● **Goal**
Check each line of the listing, and copy it if it contains the word "this".

——

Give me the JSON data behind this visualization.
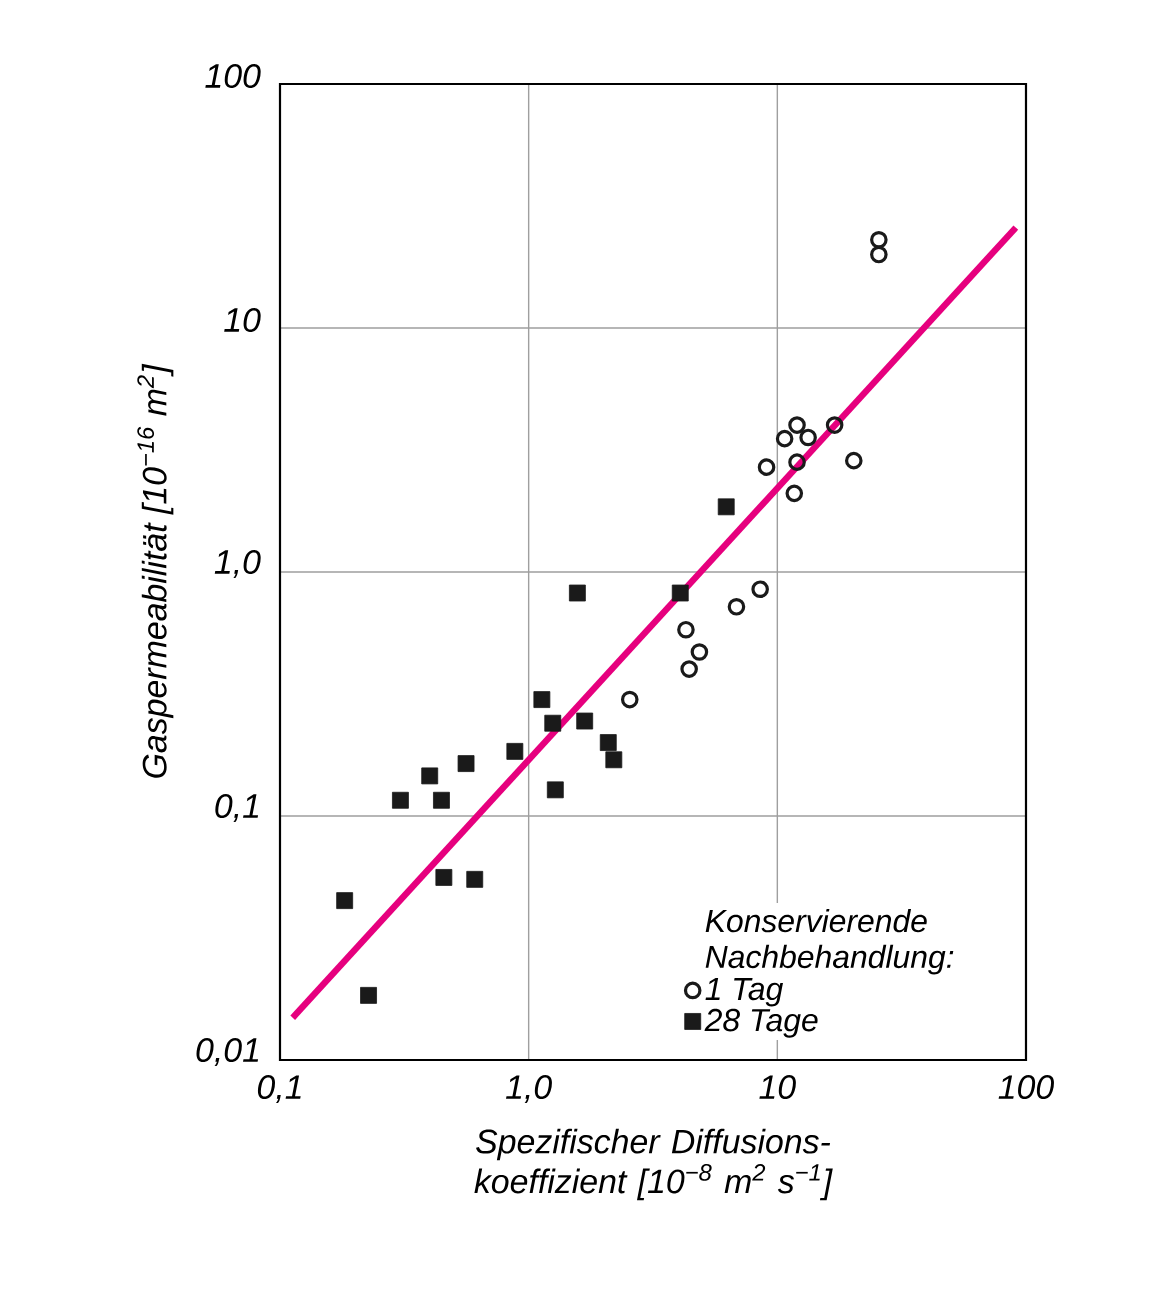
{
  "chart_data": {
    "type": "scatter",
    "xlabel": "Spezifischer Diffusions-koeffizient [10$^{−8}$ m$^{2}$ s$^{−1}$]",
    "ylabel": "Gaspermeabilität [10$^{−16}$ m$^{2}$]",
    "legend_title": "Konservierende Nachbehandlung:",
    "log": "xy",
    "grid": true,
    "legend": "bottom right",
    "xlim": [
      0.1,
      100
    ],
    "ylim": [
      0.01,
      100
    ],
    "xticks": [
      {
        "value": 0.1,
        "label": "0,1"
      },
      {
        "value": 1,
        "label": "1,0"
      },
      10,
      100
    ],
    "yticks": [
      {
        "value": 0.01,
        "label": "0,01"
      },
      {
        "value": 0.1,
        "label": "0,1"
      },
      {
        "value": 1,
        "label": "1,0"
      },
      10,
      100
    ],
    "series": [
      {
        "type": "line",
        "color": "#e6007e",
        "marker": "none",
        "x": [
          0.1125,
          91.0
        ],
        "values": [
          0.0149,
          25.8
        ]
      },
      {
        "name": "1 Tag",
        "color": "#1a1a1a",
        "marker": "circle",
        "x": [
          25.6,
          25.6,
          17.0,
          12.0,
          10.7,
          13.3,
          12.0,
          20.3,
          9.05,
          11.7,
          8.53,
          6.85,
          4.29,
          4.86,
          4.42,
          2.55
        ],
        "values": [
          23.0,
          20.0,
          4.0,
          4.0,
          3.52,
          3.56,
          2.82,
          2.86,
          2.69,
          2.1,
          0.85,
          0.72,
          0.58,
          0.47,
          0.4,
          0.3
        ]
      },
      {
        "name": "28 Tage",
        "color": "#1a1a1a",
        "marker": "square",
        "x": [
          6.23,
          4.07,
          1.57,
          1.13,
          1.25,
          1.68,
          2.09,
          2.2,
          0.88,
          1.28,
          0.56,
          0.4,
          0.305,
          0.446,
          0.456,
          0.607,
          0.182,
          0.227
        ],
        "values": [
          1.85,
          0.82,
          0.82,
          0.3,
          0.24,
          0.245,
          0.2,
          0.17,
          0.184,
          0.128,
          0.164,
          0.146,
          0.116,
          0.116,
          0.056,
          0.055,
          0.045,
          0.0184
        ]
      }
    ]
  }
}
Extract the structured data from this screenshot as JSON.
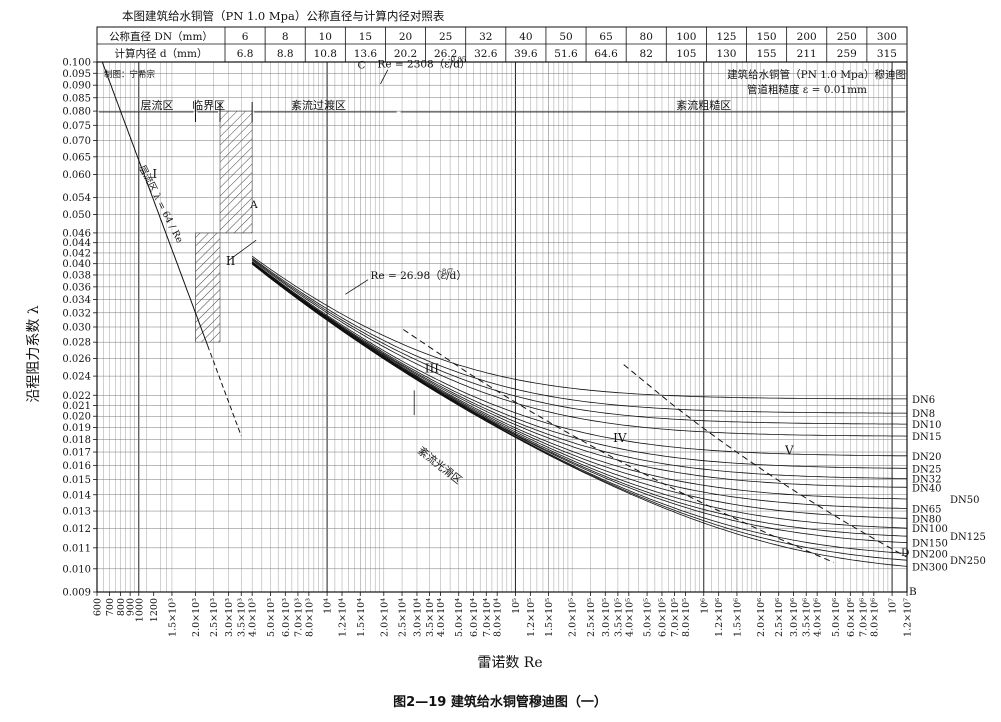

——

● **Output of the exercise**
Give me the JSON data behind this visualization.
Extract the structured data from this screenshot as JSON.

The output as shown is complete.